╔══

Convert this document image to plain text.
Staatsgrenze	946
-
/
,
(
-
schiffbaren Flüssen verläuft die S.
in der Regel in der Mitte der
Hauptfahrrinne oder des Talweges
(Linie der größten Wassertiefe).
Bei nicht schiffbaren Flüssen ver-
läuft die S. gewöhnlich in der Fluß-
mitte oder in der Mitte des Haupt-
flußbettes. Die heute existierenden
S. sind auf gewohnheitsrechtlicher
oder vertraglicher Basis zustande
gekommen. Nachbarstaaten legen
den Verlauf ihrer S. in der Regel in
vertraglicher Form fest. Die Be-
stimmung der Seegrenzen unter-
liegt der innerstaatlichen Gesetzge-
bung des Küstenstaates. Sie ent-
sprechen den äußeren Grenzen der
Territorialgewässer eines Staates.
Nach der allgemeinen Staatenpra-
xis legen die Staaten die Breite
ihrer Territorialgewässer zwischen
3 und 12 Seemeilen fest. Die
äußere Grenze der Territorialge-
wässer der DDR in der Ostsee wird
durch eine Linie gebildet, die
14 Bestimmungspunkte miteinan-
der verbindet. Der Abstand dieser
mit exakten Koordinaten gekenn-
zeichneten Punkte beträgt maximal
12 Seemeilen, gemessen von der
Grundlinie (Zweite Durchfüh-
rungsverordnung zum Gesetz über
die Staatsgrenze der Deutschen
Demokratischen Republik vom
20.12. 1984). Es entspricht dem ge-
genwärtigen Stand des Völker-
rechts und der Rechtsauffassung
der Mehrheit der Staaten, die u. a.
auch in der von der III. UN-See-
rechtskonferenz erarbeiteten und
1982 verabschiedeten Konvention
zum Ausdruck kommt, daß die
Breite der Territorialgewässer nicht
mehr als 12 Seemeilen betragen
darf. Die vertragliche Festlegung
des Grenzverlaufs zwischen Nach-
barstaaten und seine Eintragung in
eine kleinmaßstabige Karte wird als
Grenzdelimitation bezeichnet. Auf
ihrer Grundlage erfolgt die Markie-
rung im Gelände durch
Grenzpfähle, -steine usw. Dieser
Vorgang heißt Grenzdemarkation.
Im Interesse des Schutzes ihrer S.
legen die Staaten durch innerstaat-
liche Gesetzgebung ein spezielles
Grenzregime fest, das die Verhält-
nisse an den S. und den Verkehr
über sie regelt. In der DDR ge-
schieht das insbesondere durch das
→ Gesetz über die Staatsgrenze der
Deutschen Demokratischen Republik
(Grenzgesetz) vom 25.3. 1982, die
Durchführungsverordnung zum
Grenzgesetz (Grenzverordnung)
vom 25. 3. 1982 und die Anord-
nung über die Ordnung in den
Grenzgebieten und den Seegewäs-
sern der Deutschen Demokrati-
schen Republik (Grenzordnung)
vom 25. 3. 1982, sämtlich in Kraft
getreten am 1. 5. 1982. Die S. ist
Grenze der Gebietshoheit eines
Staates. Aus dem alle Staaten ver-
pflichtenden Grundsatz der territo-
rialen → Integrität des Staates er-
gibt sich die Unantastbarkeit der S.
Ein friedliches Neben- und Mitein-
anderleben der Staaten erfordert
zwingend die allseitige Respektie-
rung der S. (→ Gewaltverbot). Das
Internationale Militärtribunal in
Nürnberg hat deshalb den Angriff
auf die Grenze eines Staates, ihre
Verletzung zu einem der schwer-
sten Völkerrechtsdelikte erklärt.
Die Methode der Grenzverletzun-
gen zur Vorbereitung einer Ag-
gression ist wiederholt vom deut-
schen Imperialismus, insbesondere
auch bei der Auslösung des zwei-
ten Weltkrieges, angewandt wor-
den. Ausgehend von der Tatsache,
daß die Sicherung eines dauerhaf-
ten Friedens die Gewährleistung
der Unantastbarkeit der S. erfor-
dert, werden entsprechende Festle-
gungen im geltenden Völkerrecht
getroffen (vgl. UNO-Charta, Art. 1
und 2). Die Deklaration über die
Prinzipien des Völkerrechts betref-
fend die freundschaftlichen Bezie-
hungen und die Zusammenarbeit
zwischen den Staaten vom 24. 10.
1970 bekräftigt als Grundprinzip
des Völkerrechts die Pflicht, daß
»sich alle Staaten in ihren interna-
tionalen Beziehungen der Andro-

╚══

§ **WRITTEN INSTRUCTION**
Supply the count of lines in the entries that contain the word "Republik", and nothing besides.

§ **RESPONSE TO THIS EXERCISE**
3